▶ [Texto do documento]
>>>

Visitar, provar, ficar
É Leila quem, normalmente, conduz as provas Sem Igual. “O hobby começou a ficar mais complicado de gerir” e, há três anos, dedicou-se a tempo inteiro ao projecto. Num antigo beiral onde outrora se secava milho, transformado em loja e sala de provas, há cinco provas disponíveis e sempre quatro colheitas da mesma referência à venda. O portefólio pode dividir-se em três grupos de vinhos. Os clássicos, aqui provados até 2016 e que são vinhos a que em prova cega ninguém lhes adivinha a idade: Sem Igual, Sem Igual Ramadas Metal e Sem Igual Ramadas Wood.
As “bolhas com história”: Sem Mal – o tal que “quer explicar como eram os Vinhos Verdes de há 50, 70 anos” e que, segundo João Camizão, estariam a cair no esquecimento –, Sem Igual Espumante Bruto Natural – com dégorgement feito só quando a colheita anterior esgota e que tem a ambição de ser “um dos melhores espumantes portugueses” – e Sem Igual Pét-Nat – touriga nacional e baga, numa combinação que está a vender tão bem que a produção passou de 1500 para 5000 garrafas este ano.
E, finalmente, os vinhos de castas tintas: Sem Igual Blanc de Noirs, Sem Igual Rosé, Sem Igual Rosé das Barricas – todos de de touriga nacional e baga – e Sem Igual Tinto, que às duas variedades junta 10% de vinhão. “Tenho um lema na vida que é transformar problemas em oportunidades. A baga é a minha casta favorita”, conta João. “Escolhemo-la quando não consegui instalar alvarelhão.”
Em 2021, inauguram a nova adega e um alojamento local, que nasceu da recuperação de uma casa de lavoura datada de 1783. Tem cinco quartos com nomes de vinhos Sem Igual: dois na ala dos lagares antigos, que ainda são usados para pisar o vinhão, das cubas de cimento e da cozinha velha – onde, com alguma sorte, visitantes e hóspedes podem fazer uma refeição de fogo (disponível sob consulta e em ocasiões especiais) – e três nas antigas cortes dos animais. Estes dão directamente para a piscina e a sala de refeições, onde são servidos os pequenos-almoços.

<<<

▶ [Atividade A]
Responda às perguntas seguintes com base no texto sobre os vinhos Sem Igual.
(i) Quantas provas estão disponíveis na sala de provas?
(ii) Para quantas garrafas passou este ano a produção do Sem Igual Pét-Nat?
(iii) Em que ano foram inaugurados a nova adega e o alojamento local?
▶ [Atividade B]
Copie o trecho do texto sobre os vinhos Sem Igual entre "Visitar, provar, ficar" e "Igual Ramadas Wood.", inclusive, sem qualquer alteração.
O material apresentado de seguida é independente do texto.

Itens de dados:

>>>

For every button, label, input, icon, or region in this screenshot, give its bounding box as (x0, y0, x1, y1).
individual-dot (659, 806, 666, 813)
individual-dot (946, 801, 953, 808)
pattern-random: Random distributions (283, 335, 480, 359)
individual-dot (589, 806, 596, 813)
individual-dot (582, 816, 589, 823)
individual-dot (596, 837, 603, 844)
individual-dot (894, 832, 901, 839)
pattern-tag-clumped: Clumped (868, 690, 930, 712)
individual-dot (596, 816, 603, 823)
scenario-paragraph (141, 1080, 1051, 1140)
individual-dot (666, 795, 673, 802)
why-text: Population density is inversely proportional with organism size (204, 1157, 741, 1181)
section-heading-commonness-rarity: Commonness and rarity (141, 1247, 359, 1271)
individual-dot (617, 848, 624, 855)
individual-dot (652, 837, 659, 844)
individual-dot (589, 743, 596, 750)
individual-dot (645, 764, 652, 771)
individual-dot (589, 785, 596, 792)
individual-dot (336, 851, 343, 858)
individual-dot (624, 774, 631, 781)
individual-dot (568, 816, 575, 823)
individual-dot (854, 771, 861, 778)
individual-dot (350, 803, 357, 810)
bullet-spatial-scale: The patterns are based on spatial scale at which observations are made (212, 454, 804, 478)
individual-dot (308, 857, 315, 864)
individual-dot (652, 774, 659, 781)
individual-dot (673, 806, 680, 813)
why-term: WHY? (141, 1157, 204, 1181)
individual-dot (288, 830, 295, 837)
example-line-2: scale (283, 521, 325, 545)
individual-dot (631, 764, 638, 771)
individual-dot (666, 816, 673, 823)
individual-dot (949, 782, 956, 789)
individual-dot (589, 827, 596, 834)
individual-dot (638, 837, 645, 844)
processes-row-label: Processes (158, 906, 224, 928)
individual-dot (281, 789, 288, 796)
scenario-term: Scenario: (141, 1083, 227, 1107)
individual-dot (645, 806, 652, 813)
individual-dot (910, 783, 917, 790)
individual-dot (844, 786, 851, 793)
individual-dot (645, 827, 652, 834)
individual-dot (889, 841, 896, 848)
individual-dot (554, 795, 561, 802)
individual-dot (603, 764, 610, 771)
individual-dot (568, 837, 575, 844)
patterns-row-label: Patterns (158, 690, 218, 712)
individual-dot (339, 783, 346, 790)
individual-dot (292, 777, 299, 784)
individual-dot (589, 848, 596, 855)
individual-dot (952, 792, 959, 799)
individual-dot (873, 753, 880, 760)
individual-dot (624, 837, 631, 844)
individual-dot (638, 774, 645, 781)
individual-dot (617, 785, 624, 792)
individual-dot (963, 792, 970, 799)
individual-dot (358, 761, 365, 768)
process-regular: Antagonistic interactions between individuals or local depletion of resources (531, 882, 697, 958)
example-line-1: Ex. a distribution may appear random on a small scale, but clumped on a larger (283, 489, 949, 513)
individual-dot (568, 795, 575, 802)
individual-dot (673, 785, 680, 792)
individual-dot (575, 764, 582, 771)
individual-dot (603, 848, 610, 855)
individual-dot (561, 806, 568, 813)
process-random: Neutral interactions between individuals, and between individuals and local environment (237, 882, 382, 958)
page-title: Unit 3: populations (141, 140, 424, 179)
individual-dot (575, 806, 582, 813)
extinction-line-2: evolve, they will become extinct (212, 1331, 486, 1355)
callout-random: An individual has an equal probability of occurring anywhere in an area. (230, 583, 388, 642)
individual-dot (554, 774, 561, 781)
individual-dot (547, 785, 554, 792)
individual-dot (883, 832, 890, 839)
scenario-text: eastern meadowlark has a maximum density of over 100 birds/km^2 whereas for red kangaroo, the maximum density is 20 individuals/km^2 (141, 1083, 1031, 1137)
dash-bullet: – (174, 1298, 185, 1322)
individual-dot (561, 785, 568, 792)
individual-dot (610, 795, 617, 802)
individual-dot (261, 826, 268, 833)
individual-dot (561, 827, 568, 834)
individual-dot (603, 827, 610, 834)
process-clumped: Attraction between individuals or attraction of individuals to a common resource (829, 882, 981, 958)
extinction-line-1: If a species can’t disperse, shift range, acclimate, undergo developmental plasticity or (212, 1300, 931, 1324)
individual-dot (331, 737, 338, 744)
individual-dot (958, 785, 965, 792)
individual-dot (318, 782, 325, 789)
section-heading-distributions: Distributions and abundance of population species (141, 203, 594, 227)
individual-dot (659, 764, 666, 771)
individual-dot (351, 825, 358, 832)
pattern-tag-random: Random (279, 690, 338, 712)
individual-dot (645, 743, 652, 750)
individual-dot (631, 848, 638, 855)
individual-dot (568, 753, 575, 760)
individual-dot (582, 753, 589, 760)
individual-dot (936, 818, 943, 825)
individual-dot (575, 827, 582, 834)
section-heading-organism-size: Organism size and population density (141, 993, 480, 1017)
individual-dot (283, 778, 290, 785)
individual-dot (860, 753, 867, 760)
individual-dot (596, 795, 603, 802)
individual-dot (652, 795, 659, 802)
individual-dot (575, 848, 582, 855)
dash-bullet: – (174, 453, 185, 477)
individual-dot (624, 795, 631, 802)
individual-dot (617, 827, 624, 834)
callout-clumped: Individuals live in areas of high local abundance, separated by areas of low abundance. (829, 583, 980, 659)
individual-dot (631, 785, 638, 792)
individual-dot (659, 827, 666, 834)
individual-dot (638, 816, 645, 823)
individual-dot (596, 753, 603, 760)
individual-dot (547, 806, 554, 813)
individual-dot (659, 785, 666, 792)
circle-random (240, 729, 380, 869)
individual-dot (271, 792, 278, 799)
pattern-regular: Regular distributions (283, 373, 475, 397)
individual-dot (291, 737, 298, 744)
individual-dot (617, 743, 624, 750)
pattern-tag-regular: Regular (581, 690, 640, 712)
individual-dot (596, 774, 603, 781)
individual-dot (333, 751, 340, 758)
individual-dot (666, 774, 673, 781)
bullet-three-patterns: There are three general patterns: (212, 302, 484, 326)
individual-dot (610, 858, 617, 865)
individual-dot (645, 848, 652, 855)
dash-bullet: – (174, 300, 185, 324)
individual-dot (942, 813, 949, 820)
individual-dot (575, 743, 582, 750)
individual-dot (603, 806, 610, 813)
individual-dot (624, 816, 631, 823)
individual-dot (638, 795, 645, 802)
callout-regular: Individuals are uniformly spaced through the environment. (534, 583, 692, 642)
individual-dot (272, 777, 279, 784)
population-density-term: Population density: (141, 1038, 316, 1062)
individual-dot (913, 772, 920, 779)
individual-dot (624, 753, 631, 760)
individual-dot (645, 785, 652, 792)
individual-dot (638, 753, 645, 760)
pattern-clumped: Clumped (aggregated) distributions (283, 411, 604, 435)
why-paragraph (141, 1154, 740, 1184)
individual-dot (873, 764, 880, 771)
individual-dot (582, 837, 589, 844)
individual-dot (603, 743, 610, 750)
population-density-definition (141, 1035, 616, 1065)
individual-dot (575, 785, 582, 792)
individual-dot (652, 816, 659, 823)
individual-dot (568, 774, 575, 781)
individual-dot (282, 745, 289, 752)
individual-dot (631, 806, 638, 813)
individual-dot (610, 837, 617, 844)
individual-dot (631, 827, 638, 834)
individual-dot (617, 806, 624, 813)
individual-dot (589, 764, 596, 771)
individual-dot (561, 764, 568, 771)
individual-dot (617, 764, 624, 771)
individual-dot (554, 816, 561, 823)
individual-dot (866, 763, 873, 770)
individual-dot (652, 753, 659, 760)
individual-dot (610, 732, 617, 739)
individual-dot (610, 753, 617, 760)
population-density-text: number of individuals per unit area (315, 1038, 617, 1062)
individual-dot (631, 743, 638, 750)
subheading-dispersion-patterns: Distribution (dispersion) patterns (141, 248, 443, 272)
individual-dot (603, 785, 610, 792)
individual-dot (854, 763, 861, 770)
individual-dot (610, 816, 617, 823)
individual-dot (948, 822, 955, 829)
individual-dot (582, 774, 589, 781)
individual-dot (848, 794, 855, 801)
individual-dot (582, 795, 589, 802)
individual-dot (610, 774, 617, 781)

<<<

▶ [Resultado do exercício A]
(i) Cinco provas.
(ii) Para 5000 garrafas.
(iii) Em 2021.

▶ [Resultado do exercício B]
Visitar, provar, ficar
É Leila quem, normalmente, conduz as provas Sem Igual. “O hobby começou a ficar mais complicado de gerir” e, há três anos, dedicou-se a tempo inteiro ao projecto. Num antigo beiral onde outrora se secava milho, transformado em loja e sala de provas, há cinco provas disponíveis e sempre quatro colheitas da mesma referência à venda. O portefólio pode dividir-se em três grupos de vinhos. Os clássicos, aqui provados até 2016 e que são vinhos a que em prova cega ninguém lhes adivinha a idade: Sem Igual, Sem Igual Ramadas Metal e Sem Igual Ramadas Wood.